## Excerpted data

☆ ☆ ☆ ☆ ☆ ☆ ☆

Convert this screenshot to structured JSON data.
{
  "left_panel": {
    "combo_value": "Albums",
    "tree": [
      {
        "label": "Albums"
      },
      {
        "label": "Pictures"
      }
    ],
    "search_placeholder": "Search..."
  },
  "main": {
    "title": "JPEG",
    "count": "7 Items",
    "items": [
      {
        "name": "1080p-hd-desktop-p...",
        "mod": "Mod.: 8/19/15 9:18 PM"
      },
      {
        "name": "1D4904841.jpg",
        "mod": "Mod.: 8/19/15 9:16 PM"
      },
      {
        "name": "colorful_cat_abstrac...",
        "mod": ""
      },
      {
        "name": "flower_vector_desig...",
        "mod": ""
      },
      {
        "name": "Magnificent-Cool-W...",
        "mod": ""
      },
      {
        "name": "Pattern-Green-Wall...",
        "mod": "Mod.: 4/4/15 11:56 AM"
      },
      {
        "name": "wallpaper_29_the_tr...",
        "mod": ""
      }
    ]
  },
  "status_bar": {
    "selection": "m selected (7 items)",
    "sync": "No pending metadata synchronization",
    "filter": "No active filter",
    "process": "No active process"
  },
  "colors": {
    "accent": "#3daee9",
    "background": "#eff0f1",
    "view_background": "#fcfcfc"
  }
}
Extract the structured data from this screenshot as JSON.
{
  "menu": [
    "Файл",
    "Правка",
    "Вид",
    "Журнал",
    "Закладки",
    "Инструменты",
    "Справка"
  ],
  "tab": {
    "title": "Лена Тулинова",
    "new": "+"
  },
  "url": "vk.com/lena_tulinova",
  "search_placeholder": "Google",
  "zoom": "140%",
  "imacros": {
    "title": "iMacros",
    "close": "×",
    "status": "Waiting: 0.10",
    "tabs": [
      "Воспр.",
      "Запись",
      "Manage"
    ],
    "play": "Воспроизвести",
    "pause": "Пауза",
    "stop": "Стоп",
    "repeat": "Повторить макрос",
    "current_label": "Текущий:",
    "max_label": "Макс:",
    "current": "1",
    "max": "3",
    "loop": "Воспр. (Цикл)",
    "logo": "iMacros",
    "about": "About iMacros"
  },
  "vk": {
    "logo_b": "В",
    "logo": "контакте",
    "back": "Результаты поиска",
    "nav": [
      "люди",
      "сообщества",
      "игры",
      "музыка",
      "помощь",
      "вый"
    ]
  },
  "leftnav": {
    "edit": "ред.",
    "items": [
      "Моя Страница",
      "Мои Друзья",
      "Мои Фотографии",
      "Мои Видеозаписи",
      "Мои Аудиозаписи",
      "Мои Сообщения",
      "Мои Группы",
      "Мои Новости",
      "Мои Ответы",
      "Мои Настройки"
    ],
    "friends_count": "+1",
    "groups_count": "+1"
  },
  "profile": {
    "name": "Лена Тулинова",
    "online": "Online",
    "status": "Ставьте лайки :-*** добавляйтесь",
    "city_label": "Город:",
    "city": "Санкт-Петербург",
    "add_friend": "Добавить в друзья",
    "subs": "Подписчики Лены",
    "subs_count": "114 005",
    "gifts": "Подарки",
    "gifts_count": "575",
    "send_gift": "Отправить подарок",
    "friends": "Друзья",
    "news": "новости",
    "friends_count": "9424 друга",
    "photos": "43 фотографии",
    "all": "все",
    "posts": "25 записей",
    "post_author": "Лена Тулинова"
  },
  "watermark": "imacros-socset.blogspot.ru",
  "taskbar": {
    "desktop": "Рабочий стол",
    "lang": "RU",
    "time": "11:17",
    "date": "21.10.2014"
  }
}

☆ ☆ ☆ ☆ ☆ ☆ ☆

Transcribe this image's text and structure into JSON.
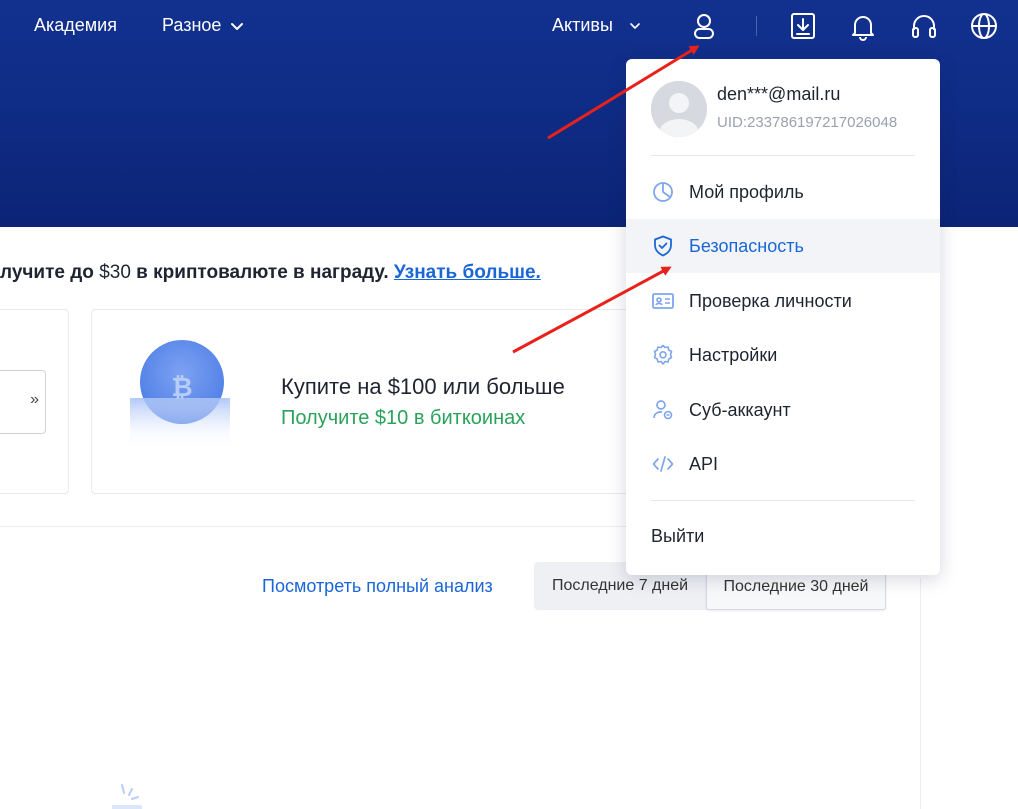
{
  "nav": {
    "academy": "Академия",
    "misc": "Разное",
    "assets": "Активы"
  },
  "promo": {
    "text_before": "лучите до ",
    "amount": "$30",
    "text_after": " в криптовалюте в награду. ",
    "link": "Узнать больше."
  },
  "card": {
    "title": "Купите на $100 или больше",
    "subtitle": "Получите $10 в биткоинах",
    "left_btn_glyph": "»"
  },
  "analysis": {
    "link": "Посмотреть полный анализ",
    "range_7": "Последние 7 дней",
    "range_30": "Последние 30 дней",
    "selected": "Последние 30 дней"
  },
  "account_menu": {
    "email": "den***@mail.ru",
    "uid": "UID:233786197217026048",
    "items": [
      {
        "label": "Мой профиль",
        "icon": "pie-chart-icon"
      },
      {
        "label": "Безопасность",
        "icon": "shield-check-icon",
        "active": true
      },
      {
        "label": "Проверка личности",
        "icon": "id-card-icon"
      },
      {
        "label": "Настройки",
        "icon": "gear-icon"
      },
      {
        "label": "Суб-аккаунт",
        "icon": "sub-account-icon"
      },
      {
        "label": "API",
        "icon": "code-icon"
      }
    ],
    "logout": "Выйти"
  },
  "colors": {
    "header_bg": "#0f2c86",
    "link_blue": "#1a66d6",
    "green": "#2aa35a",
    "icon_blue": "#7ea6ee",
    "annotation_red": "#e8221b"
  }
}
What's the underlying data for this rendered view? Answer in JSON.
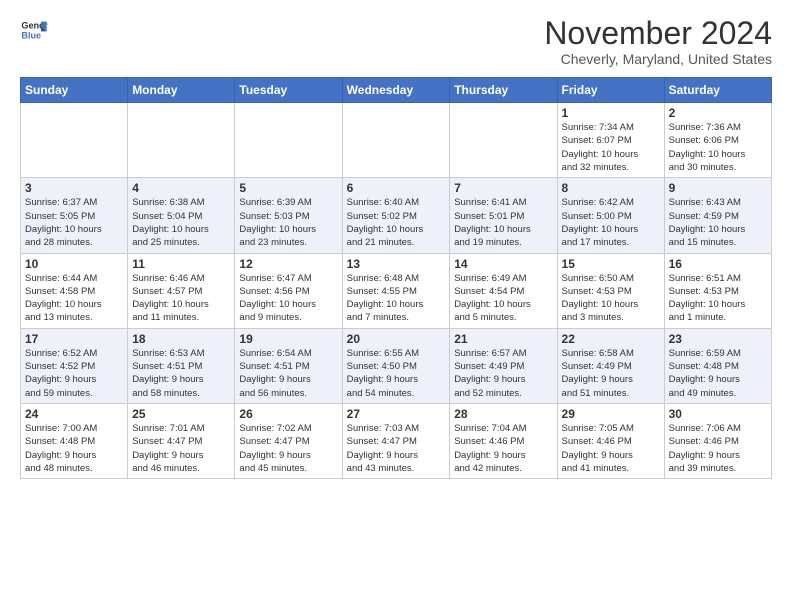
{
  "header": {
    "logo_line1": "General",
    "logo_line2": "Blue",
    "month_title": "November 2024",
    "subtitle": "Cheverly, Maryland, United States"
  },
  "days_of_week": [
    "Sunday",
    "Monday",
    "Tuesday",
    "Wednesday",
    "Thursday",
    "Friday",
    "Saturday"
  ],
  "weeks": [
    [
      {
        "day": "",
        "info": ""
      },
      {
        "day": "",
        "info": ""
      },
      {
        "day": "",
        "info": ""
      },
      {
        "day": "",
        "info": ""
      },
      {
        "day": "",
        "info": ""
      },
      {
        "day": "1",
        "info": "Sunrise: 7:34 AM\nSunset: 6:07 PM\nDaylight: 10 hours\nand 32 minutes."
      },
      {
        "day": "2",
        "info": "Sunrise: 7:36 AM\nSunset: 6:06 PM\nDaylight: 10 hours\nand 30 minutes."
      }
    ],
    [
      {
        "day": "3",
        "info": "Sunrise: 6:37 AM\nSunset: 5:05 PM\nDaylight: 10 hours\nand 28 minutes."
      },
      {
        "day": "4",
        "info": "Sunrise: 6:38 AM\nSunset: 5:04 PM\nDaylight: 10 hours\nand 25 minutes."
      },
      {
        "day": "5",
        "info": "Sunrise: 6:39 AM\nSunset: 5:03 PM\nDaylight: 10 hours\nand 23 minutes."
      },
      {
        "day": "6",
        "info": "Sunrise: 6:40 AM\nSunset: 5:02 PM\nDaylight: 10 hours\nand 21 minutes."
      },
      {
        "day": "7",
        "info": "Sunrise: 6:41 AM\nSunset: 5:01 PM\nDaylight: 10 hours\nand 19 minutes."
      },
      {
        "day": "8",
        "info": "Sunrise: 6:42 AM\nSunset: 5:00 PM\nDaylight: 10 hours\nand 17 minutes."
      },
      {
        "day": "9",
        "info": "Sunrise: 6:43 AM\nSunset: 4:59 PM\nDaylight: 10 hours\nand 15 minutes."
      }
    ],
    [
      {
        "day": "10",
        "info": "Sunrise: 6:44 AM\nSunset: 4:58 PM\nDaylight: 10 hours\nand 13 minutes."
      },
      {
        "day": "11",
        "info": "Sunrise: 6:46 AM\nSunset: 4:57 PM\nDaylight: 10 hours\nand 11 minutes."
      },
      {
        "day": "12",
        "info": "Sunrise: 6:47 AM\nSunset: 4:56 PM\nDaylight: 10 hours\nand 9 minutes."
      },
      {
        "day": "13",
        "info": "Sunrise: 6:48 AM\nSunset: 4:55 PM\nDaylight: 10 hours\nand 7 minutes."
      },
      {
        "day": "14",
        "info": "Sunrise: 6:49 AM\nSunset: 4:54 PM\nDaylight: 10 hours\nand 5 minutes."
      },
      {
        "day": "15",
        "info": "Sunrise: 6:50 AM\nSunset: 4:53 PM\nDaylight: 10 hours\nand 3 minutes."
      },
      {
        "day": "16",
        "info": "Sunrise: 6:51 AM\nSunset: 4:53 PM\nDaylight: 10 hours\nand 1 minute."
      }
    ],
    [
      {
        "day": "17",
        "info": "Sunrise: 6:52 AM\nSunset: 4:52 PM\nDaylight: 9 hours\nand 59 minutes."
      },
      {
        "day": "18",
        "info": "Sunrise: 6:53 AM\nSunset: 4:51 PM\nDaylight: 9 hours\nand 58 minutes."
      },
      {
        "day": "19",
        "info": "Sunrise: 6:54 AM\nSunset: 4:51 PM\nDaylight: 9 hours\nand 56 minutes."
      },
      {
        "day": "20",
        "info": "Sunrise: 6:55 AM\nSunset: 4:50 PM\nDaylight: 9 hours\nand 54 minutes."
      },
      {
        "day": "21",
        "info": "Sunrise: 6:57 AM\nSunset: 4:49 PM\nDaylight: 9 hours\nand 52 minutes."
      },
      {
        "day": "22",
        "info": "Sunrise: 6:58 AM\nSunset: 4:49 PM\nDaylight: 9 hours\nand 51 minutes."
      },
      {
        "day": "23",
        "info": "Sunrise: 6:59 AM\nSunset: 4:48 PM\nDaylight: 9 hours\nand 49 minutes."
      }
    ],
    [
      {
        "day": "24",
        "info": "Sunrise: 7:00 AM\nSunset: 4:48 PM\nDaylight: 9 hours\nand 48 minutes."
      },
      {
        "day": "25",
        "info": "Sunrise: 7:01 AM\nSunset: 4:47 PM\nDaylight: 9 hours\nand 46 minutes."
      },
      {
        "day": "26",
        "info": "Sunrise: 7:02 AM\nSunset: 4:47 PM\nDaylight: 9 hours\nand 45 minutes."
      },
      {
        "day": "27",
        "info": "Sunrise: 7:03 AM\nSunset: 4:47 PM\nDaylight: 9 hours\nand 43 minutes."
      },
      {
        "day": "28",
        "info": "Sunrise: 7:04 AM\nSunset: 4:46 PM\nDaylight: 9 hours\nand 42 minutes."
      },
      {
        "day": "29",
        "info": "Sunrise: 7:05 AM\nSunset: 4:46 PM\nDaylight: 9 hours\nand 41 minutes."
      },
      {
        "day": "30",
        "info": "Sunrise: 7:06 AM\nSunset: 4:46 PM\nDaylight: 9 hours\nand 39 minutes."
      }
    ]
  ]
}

☆ ☆ ☆ ☆ ☆ ☆ ☆

## What is being asked
Identify and copy lines that hold the string "Последние".

## Output
    "range_7": "Последние 7 дней",
    "range_30": "Последние 30 дней",
    "selected": "Последние 30 дней"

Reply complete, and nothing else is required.